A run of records
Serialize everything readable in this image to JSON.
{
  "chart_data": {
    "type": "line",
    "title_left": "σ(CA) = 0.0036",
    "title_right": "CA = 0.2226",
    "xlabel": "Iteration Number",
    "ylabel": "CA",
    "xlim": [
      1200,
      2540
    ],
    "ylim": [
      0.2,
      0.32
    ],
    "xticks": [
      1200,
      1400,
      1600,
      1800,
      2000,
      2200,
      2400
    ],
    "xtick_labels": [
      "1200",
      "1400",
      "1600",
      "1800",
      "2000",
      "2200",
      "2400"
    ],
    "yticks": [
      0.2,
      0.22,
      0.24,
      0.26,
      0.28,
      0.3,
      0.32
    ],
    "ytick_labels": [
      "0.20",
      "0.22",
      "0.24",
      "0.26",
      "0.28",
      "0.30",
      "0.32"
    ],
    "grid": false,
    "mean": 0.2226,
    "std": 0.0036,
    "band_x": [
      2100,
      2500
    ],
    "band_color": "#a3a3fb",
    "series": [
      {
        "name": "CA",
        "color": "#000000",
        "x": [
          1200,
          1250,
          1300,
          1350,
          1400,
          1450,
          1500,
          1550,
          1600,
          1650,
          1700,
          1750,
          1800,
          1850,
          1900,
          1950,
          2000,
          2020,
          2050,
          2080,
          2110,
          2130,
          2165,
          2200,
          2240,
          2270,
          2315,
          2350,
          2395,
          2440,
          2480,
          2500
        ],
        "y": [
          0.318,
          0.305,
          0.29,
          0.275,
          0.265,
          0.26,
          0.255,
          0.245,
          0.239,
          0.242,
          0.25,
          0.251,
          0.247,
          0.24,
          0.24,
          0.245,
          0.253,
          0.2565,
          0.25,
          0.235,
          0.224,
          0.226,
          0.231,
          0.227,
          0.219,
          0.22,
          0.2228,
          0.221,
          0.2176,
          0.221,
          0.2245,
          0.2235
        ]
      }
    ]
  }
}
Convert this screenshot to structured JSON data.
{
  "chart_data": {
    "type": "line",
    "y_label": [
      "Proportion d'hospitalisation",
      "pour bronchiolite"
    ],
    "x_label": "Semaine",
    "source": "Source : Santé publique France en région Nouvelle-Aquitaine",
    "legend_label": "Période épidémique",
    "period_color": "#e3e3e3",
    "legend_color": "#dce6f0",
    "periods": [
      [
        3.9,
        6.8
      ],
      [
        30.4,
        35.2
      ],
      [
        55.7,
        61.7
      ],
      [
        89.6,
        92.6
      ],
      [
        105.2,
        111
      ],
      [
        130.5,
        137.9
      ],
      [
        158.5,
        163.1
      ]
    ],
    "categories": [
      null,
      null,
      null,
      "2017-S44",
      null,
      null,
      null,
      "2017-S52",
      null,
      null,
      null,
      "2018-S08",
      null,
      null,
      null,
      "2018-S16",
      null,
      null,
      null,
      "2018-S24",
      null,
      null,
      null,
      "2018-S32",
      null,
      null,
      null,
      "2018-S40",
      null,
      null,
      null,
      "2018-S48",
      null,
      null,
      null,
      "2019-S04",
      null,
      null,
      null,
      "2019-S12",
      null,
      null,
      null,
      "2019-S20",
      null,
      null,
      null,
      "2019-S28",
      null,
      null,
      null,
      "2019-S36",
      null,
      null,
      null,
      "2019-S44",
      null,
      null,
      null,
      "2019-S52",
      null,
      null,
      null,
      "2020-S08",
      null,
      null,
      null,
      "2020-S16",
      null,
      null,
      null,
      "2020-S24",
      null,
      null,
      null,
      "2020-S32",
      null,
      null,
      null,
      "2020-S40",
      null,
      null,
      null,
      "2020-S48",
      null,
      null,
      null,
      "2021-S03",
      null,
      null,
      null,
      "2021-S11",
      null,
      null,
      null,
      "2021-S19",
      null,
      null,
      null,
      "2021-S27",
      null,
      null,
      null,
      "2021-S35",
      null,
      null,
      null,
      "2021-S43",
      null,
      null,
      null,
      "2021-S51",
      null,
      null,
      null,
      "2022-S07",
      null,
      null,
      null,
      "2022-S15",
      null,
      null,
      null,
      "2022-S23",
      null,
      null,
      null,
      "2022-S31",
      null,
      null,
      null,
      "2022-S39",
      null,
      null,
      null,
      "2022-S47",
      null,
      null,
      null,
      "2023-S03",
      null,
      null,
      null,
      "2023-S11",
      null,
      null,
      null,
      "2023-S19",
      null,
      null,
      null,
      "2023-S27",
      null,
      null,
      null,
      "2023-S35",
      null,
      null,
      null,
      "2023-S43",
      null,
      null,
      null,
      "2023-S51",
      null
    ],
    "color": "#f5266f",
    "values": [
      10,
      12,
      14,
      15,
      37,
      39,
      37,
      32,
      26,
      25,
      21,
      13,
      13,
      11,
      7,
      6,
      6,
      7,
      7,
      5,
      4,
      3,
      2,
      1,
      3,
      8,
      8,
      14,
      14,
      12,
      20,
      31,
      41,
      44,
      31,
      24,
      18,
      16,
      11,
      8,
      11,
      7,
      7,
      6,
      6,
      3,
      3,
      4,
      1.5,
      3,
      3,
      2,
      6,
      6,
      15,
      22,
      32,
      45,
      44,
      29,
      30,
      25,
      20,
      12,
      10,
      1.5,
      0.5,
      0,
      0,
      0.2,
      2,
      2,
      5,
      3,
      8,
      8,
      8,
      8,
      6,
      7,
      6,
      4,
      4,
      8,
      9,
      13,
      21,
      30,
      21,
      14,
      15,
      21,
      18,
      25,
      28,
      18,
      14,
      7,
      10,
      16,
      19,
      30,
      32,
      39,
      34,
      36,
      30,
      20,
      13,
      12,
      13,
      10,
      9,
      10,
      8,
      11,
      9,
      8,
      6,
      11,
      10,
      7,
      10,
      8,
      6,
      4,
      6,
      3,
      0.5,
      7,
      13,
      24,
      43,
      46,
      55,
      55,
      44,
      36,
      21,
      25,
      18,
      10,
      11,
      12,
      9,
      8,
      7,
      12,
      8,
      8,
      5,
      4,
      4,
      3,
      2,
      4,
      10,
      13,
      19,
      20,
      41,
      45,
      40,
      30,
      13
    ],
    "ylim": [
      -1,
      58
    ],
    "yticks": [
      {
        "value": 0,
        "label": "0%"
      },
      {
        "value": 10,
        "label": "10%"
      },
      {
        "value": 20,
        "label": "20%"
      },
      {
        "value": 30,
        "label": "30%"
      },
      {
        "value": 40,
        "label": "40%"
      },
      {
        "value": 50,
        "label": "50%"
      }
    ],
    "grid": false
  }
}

Given task>
Please output the entire listing exactly as it stands.

Solution to this problem>
Serialize everything readable in this image to JSON.
{
  "chart_data": {
    "type": "line",
    "title_left": "σ(CA) = 0.0036",
    "title_right": "CA = 0.2226",
    "xlabel": "Iteration Number",
    "ylabel": "CA",
    "xlim": [
      1200,
      2540
    ],
    "ylim": [
      0.2,
      0.32
    ],
    "xticks": [
      1200,
      1400,
      1600,
      1800,
      2000,
      2200,
      2400
    ],
    "xtick_labels": [
      "1200",
      "1400",
      "1600",
      "1800",
      "2000",
      "2200",
      "2400"
    ],
    "yticks": [
      0.2,
      0.22,
      0.24,
      0.26,
      0.28,
      0.3,
      0.32
    ],
    "ytick_labels": [
      "0.20",
      "0.22",
      "0.24",
      "0.26",
      "0.28",
      "0.30",
      "0.32"
    ],
    "grid": false,
    "mean": 0.2226,
    "std": 0.0036,
    "band_x": [
      2100,
      2500
    ],
    "band_color": "#a3a3fb",
    "series": [
      {
        "name": "CA",
        "color": "#000000",
        "x": [
          1200,
          1250,
          1300,
          1350,
          1400,
          1450,
          1500,
          1550,
          1600,
          1650,
          1700,
          1750,
          1800,
          1850,
          1900,
          1950,
          2000,
          2020,
          2050,
          2080,
          2110,
          2130,
          2165,
          2200,
          2240,
          2270,
          2315,
          2350,
          2395,
          2440,
          2480,
          2500
        ],
        "y": [
          0.318,
          0.305,
          0.29,
          0.275,
          0.265,
          0.26,
          0.255,
          0.245,
          0.239,
          0.242,
          0.25,
          0.251,
          0.247,
          0.24,
          0.24,
          0.245,
          0.253,
          0.2565,
          0.25,
          0.235,
          0.224,
          0.226,
          0.231,
          0.227,
          0.219,
          0.22,
          0.2228,
          0.221,
          0.2176,
          0.221,
          0.2245,
          0.2235
        ]
      }
    ]
  }
}
Convert this screenshot to structured JSON data.
{
  "chart_data": {
    "type": "line",
    "y_label": [
      "Proportion d'hospitalisation",
      "pour bronchiolite"
    ],
    "x_label": "Semaine",
    "source": "Source : Santé publique France en région Nouvelle-Aquitaine",
    "legend_label": "Période épidémique",
    "period_color": "#e3e3e3",
    "legend_color": "#dce6f0",
    "periods": [
      [
        3.9,
        6.8
      ],
      [
        30.4,
        35.2
      ],
      [
        55.7,
        61.7
      ],
      [
        89.6,
        92.6
      ],
      [
        105.2,
        111
      ],
      [
        130.5,
        137.9
      ],
      [
        158.5,
        163.1
      ]
    ],
    "categories": [
      null,
      null,
      null,
      "2017-S44",
      null,
      null,
      null,
      "2017-S52",
      null,
      null,
      null,
      "2018-S08",
      null,
      null,
      null,
      "2018-S16",
      null,
      null,
      null,
      "2018-S24",
      null,
      null,
      null,
      "2018-S32",
      null,
      null,
      null,
      "2018-S40",
      null,
      null,
      null,
      "2018-S48",
      null,
      null,
      null,
      "2019-S04",
      null,
      null,
      null,
      "2019-S12",
      null,
      null,
      null,
      "2019-S20",
      null,
      null,
      null,
      "2019-S28",
      null,
      null,
      null,
      "2019-S36",
      null,
      null,
      null,
      "2019-S44",
      null,
      null,
      null,
      "2019-S52",
      null,
      null,
      null,
      "2020-S08",
      null,
      null,
      null,
      "2020-S16",
      null,
      null,
      null,
      "2020-S24",
      null,
      null,
      null,
      "2020-S32",
      null,
      null,
      null,
      "2020-S40",
      null,
      null,
      null,
      "2020-S48",
      null,
      null,
      null,
      "2021-S03",
      null,
      null,
      null,
      "2021-S11",
      null,
      null,
      null,
      "2021-S19",
      null,
      null,
      null,
      "2021-S27",
      null,
      null,
      null,
      "2021-S35",
      null,
      null,
      null,
      "2021-S43",
      null,
      null,
      null,
      "2021-S51",
      null,
      null,
      null,
      "2022-S07",
      null,
      null,
      null,
      "2022-S15",
      null,
      null,
      null,
      "2022-S23",
      null,
      null,
      null,
      "2022-S31",
      null,
      null,
      null,
      "2022-S39",
      null,
      null,
      null,
      "2022-S47",
      null,
      null,
      null,
      "2023-S03",
      null,
      null,
      null,
      "2023-S11",
      null,
      null,
      null,
      "2023-S19",
      null,
      null,
      null,
      "2023-S27",
      null,
      null,
      null,
      "2023-S35",
      null,
      null,
      null,
      "2023-S43",
      null,
      null,
      null,
      "2023-S51",
      null
    ],
    "color": "#f5266f",
    "values": [
      10,
      12,
      14,
      15,
      37,
      39,
      37,
      32,
      26,
      25,
      21,
      13,
      13,
      11,
      7,
      6,
      6,
      7,
      7,
      5,
      4,
      3,
      2,
      1,
      3,
      8,
      8,
      14,
      14,
      12,
      20,
      31,
      41,
      44,
      31,
      24,
      18,
      16,
      11,
      8,
      11,
      7,
      7,
      6,
      6,
      3,
      3,
      4,
      1.5,
      3,
      3,
      2,
      6,
      6,
      15,
      22,
      32,
      45,
      44,
      29,
      30,
      25,
      20,
      12,
      10,
      1.5,
      0.5,
      0,
      0,
      0.2,
      2,
      2,
      5,
      3,
      8,
      8,
      8,
      8,
      6,
      7,
      6,
      4,
      4,
      8,
      9,
      13,
      21,
      30,
      21,
      14,
      15,
      21,
      18,
      25,
      28,
      18,
      14,
      7,
      10,
      16,
      19,
      30,
      32,
      39,
      34,
      36,
      30,
      20,
      13,
      12,
      13,
      10,
      9,
      10,
      8,
      11,
      9,
      8,
      6,
      11,
      10,
      7,
      10,
      8,
      6,
      4,
      6,
      3,
      0.5,
      7,
      13,
      24,
      43,
      46,
      55,
      55,
      44,
      36,
      21,
      25,
      18,
      10,
      11,
      12,
      9,
      8,
      7,
      12,
      8,
      8,
      5,
      4,
      4,
      3,
      2,
      4,
      10,
      13,
      19,
      20,
      41,
      45,
      40,
      30,
      13
    ],
    "ylim": [
      -1,
      58
    ],
    "yticks": [
      {
        "value": 0,
        "label": "0%"
      },
      {
        "value": 10,
        "label": "10%"
      },
      {
        "value": 20,
        "label": "20%"
      },
      {
        "value": 30,
        "label": "30%"
      },
      {
        "value": 40,
        "label": "40%"
      },
      {
        "value": 50,
        "label": "50%"
      }
    ],
    "grid": false
  }
}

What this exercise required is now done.